* BRIEF
Extract each line holding the word "JSON" from the entries.

------ SOURCE RECORDS

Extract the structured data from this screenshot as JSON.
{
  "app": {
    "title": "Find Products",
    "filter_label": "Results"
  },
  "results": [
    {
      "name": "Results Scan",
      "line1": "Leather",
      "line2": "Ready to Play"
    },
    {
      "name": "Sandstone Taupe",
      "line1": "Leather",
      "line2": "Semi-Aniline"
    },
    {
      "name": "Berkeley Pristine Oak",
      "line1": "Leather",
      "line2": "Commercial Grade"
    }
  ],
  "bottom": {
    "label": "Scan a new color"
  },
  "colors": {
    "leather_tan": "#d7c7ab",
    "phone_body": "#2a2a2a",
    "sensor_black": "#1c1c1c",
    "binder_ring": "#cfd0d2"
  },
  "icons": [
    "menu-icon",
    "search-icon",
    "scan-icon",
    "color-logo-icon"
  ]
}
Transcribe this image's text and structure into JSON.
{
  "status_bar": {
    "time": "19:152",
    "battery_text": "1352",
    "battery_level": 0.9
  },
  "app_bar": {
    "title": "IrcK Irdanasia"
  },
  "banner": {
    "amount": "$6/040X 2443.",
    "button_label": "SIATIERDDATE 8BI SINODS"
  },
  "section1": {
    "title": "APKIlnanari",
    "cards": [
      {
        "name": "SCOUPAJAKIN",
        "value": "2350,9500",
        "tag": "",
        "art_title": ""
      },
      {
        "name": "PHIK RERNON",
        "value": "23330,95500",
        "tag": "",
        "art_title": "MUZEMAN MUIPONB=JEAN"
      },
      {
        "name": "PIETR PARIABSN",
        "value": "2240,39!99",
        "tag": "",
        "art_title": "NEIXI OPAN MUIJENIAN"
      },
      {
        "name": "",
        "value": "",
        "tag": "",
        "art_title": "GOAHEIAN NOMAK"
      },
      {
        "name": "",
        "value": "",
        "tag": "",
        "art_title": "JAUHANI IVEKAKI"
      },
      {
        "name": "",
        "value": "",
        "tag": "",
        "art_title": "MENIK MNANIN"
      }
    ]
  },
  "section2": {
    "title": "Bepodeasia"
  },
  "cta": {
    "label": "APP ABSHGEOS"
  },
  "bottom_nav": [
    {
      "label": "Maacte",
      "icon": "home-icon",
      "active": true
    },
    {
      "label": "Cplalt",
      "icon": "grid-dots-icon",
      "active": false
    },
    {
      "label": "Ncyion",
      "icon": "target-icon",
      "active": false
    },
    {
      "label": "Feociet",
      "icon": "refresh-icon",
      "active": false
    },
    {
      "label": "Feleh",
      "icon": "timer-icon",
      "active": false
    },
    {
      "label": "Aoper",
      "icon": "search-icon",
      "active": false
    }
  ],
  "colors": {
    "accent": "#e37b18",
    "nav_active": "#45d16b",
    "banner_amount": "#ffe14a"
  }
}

------------

* FINISHED TASK
Extract the structured data from this screenshot as JSON.
Transcribe this image's text and structure into JSON.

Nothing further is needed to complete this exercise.